Problem details:
Go over the entries below line by line, copying each one that contains the word "series".

Listed records:
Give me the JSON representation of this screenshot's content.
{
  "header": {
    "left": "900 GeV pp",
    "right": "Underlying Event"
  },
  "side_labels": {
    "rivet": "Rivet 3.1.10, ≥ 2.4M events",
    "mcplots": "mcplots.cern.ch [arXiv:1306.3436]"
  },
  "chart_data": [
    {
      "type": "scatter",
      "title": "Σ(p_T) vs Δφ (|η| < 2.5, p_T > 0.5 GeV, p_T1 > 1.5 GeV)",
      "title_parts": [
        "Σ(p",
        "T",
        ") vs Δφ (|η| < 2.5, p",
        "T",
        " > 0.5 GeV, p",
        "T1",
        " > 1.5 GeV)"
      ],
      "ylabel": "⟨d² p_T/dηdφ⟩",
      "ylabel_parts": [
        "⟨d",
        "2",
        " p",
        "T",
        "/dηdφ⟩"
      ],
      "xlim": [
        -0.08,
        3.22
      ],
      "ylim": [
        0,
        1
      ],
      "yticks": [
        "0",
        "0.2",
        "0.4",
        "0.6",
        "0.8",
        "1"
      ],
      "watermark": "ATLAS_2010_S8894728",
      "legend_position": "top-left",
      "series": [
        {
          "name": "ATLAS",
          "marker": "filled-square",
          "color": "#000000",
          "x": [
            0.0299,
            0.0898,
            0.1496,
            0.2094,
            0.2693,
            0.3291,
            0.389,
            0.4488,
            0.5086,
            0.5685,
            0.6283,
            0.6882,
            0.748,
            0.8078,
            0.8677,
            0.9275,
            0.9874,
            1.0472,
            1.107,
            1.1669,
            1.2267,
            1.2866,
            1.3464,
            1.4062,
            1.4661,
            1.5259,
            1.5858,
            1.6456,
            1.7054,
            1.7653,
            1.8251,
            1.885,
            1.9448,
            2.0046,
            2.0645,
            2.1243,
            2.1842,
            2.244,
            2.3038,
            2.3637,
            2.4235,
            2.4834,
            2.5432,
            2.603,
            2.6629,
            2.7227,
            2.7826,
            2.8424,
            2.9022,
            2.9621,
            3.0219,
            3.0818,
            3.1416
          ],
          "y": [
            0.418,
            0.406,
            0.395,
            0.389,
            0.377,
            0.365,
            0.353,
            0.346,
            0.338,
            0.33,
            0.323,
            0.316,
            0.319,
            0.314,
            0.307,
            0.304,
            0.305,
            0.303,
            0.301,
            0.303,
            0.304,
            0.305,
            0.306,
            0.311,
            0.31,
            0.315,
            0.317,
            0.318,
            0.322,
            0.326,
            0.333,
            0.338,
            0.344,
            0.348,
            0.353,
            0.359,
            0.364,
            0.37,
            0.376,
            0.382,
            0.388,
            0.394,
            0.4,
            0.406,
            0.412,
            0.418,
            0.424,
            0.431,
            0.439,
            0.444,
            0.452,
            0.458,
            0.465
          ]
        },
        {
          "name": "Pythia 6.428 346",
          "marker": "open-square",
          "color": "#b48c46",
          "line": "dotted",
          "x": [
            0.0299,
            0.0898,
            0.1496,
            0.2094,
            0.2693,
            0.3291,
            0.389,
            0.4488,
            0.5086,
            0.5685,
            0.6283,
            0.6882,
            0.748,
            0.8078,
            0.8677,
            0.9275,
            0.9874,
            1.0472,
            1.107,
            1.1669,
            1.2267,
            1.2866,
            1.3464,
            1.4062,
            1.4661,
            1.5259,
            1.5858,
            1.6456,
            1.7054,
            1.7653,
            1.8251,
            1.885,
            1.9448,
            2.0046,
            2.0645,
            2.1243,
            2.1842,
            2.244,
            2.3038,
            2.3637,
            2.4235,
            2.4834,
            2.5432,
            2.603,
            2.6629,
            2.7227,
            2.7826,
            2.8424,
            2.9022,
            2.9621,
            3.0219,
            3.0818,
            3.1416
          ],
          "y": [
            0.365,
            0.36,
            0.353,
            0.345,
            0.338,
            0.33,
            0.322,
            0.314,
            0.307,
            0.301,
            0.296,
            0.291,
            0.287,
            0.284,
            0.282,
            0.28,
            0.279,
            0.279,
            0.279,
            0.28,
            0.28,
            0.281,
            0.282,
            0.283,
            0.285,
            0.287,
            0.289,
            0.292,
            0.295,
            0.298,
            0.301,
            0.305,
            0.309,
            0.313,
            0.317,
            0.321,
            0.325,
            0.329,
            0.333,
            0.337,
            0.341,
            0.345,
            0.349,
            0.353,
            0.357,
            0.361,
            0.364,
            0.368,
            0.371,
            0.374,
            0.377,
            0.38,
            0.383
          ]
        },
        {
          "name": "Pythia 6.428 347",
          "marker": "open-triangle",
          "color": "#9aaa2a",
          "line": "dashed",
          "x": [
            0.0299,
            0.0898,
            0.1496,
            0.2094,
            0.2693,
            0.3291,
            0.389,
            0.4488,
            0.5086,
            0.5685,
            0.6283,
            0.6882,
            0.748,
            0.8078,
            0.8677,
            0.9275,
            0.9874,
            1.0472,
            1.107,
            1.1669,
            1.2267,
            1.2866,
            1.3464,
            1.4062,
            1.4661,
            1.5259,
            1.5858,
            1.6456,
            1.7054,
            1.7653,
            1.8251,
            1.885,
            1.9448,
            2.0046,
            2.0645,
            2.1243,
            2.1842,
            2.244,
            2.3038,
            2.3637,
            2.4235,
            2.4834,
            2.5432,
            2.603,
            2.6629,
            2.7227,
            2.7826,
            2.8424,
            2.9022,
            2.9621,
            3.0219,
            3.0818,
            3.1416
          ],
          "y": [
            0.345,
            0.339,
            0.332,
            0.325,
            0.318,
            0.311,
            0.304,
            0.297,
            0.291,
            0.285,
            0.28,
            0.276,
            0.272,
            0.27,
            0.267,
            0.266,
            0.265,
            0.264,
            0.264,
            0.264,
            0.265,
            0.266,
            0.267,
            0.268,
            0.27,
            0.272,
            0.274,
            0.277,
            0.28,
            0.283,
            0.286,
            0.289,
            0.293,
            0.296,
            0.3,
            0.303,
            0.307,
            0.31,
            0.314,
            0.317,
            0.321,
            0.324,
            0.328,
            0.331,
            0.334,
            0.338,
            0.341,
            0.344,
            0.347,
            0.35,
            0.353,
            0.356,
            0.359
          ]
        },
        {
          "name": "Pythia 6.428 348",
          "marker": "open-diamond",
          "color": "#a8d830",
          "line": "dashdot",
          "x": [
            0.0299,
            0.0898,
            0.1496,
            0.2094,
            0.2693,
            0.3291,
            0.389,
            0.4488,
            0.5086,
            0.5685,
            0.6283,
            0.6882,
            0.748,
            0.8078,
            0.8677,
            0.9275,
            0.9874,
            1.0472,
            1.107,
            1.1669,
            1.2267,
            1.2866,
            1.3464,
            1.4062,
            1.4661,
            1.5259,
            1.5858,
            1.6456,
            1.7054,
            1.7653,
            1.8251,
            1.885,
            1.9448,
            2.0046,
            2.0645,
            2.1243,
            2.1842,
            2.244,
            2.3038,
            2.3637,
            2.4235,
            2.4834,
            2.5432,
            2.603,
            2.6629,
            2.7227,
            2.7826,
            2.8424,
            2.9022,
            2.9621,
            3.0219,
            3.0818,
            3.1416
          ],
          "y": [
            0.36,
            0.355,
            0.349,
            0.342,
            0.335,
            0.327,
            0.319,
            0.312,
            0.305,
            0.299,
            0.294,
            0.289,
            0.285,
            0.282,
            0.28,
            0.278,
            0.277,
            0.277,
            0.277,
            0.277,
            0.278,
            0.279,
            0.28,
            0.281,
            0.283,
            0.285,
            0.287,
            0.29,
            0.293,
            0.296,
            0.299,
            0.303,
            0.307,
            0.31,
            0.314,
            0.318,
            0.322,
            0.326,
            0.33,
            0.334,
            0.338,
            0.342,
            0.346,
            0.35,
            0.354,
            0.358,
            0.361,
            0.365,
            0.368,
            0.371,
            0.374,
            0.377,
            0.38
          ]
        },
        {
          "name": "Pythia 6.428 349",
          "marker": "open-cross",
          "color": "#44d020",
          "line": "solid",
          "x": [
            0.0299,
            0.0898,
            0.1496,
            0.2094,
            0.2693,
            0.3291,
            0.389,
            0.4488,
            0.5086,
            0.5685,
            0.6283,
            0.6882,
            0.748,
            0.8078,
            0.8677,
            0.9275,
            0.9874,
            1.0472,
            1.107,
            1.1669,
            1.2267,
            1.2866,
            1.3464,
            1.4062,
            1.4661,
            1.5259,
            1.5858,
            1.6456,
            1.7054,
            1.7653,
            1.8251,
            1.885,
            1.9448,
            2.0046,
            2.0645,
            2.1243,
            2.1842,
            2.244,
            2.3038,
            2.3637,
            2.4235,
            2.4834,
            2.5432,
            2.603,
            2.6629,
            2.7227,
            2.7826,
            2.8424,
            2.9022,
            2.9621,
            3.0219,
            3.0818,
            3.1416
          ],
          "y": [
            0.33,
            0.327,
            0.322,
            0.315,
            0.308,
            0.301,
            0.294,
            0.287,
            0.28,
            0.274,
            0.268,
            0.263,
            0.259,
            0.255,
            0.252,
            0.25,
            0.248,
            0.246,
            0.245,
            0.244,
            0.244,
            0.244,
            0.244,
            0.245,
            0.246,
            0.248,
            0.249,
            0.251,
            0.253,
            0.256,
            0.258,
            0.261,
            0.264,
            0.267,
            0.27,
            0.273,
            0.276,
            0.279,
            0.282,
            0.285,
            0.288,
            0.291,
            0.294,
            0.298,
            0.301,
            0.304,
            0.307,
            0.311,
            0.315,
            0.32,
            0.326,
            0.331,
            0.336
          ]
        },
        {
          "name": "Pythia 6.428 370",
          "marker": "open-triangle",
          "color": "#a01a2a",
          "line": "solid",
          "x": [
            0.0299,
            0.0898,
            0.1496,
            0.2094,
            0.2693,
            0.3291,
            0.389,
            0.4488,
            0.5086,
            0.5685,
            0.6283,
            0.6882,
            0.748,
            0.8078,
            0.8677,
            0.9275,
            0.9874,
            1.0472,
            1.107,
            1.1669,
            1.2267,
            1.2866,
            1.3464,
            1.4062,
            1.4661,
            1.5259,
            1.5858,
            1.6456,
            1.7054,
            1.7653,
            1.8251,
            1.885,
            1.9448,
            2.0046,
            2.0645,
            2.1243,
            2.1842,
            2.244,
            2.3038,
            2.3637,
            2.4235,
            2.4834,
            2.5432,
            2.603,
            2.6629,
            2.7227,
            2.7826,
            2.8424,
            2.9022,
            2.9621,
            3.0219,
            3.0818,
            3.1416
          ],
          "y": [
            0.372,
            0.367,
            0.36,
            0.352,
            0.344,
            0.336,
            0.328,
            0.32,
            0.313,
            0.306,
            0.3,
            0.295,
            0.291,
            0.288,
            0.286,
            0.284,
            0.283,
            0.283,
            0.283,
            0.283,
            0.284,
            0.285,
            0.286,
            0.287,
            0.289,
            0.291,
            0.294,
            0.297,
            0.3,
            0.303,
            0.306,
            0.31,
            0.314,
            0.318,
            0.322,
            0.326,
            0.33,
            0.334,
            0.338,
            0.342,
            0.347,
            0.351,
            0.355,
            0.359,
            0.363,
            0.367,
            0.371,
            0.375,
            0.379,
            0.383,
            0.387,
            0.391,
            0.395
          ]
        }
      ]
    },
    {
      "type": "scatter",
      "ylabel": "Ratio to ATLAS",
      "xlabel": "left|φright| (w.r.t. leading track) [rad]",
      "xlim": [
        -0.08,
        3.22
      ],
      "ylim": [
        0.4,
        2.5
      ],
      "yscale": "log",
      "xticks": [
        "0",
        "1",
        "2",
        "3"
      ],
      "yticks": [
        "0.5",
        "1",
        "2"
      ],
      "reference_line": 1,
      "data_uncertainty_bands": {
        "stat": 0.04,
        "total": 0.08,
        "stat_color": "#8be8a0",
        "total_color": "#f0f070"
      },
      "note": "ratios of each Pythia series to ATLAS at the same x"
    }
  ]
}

Answer:
      "series": [
      "note": "ratios of each Pythia series to ATLAS at the same x"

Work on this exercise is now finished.